____ SUPPLIED INFORMATION

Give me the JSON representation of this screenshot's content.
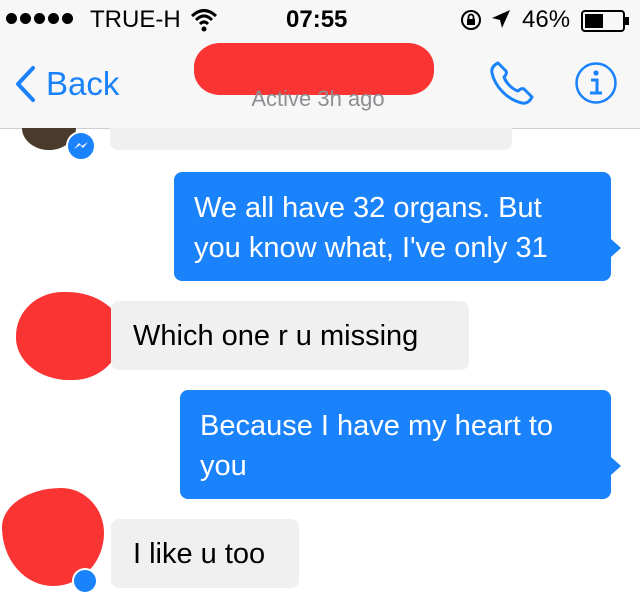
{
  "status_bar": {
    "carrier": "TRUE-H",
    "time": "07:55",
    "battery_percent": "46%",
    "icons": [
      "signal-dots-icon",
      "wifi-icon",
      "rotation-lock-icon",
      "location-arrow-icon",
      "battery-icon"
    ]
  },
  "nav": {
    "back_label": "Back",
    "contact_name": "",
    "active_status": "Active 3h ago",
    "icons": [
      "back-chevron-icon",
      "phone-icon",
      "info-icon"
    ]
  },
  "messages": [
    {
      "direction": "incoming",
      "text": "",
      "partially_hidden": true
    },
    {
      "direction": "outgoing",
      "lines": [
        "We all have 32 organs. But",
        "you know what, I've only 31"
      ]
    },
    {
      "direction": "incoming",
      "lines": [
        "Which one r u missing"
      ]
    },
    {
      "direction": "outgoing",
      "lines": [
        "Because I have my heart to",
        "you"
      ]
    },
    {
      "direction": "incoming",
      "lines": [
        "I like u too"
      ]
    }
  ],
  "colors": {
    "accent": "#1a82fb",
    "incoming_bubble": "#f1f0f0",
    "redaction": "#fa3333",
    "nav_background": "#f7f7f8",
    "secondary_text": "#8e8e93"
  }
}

________
____ SUPPLIED INFORMATION

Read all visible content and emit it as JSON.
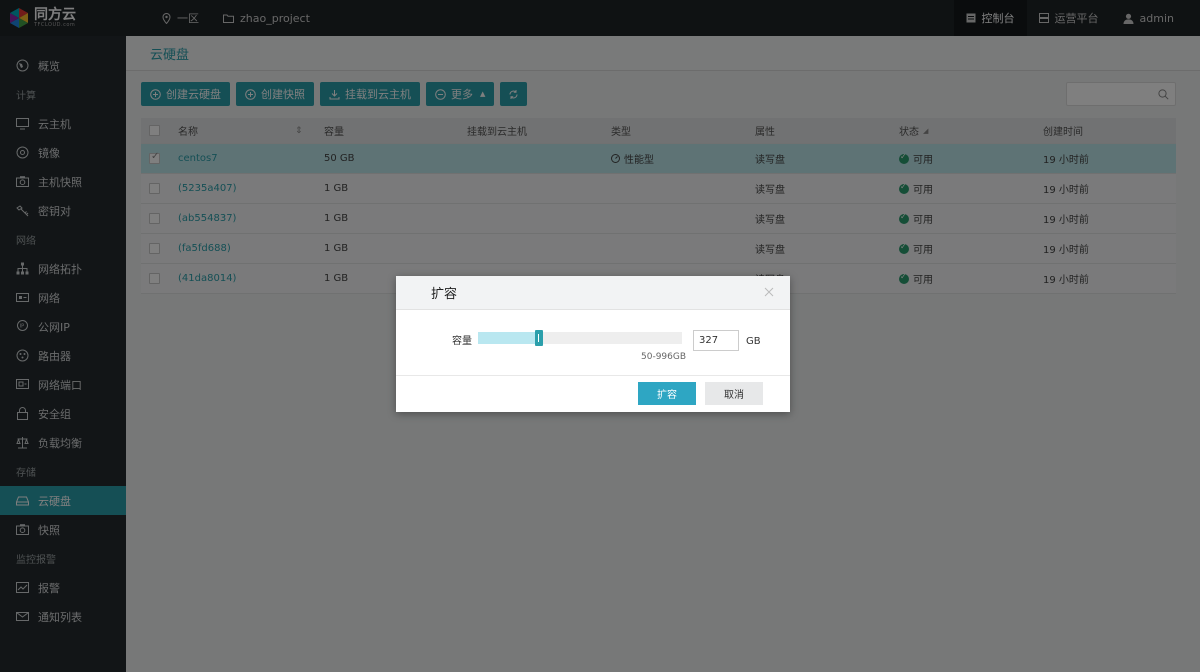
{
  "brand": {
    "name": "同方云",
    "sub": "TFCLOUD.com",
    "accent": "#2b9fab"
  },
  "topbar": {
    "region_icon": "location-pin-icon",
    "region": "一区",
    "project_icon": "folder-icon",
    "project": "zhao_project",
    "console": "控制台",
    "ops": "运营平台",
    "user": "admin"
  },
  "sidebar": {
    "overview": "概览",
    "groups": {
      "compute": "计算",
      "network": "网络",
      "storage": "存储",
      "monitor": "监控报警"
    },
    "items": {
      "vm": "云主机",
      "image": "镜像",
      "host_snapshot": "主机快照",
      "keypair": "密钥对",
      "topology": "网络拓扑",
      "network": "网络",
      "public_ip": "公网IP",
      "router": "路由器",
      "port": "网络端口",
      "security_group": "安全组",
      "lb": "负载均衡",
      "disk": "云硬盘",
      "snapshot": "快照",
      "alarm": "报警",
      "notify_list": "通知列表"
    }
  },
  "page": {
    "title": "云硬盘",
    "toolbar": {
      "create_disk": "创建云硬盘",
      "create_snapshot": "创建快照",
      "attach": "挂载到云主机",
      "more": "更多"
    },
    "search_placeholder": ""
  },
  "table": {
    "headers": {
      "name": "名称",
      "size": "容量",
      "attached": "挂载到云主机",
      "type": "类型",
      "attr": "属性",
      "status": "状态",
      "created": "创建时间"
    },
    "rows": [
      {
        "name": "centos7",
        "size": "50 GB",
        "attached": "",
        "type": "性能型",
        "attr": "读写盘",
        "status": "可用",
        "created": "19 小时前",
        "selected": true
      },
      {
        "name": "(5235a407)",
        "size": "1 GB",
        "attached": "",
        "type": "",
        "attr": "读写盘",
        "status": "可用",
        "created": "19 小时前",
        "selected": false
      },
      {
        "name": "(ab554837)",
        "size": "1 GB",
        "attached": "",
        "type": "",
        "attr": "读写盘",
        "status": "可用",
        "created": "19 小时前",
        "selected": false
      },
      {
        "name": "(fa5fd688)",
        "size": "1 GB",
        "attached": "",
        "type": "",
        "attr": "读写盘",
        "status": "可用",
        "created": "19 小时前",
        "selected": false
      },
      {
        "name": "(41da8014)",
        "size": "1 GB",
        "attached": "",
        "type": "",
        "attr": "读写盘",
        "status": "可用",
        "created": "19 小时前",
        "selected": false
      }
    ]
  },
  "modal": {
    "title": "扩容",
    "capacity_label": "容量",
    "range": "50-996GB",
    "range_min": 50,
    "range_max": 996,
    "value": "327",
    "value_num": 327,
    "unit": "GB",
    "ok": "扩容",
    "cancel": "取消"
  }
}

________

TASK TO COMPLETE => Reproduce each line of the material containing the word "location".

SOLVED EXERCISE =>
      "location-arrow-icon",
    "region_icon": "location-pin-icon",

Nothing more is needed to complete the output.